Required work: The task calls for every line of the data to be repeated exactly.

-------

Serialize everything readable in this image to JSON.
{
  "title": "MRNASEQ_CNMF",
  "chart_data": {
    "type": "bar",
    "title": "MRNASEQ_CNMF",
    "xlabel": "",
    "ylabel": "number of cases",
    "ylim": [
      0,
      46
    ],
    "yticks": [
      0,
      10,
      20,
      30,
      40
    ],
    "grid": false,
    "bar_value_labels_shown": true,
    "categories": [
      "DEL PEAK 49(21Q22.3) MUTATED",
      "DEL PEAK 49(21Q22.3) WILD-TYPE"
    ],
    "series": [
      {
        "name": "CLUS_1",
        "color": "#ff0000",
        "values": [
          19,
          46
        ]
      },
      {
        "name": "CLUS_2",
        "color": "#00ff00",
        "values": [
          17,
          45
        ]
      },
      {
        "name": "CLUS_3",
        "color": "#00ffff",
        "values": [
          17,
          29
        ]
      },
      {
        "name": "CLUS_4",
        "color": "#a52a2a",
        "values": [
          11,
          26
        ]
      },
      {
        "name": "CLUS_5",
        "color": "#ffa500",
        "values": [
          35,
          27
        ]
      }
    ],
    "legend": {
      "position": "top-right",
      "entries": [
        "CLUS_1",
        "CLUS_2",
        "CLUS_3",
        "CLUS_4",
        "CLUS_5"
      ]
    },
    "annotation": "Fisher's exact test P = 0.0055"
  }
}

-------

Output:
Serialize everything readable in this image to JSON.
{
  "title": "MRNASEQ_CNMF",
  "chart_data": {
    "type": "bar",
    "title": "MRNASEQ_CNMF",
    "xlabel": "",
    "ylabel": "number of cases",
    "ylim": [
      0,
      46
    ],
    "yticks": [
      0,
      10,
      20,
      30,
      40
    ],
    "grid": false,
    "bar_value_labels_shown": true,
    "categories": [
      "DEL PEAK 49(21Q22.3) MUTATED",
      "DEL PEAK 49(21Q22.3) WILD-TYPE"
    ],
    "series": [
      {
        "name": "CLUS_1",
        "color": "#ff0000",
        "values": [
          19,
          46
        ]
      },
      {
        "name": "CLUS_2",
        "color": "#00ff00",
        "values": [
          17,
          45
        ]
      },
      {
        "name": "CLUS_3",
        "color": "#00ffff",
        "values": [
          17,
          29
        ]
      },
      {
        "name": "CLUS_4",
        "color": "#a52a2a",
        "values": [
          11,
          26
        ]
      },
      {
        "name": "CLUS_5",
        "color": "#ffa500",
        "values": [
          35,
          27
        ]
      }
    ],
    "legend": {
      "position": "top-right",
      "entries": [
        "CLUS_1",
        "CLUS_2",
        "CLUS_3",
        "CLUS_4",
        "CLUS_5"
      ]
    },
    "annotation": "Fisher's exact test P = 0.0055"
  }
}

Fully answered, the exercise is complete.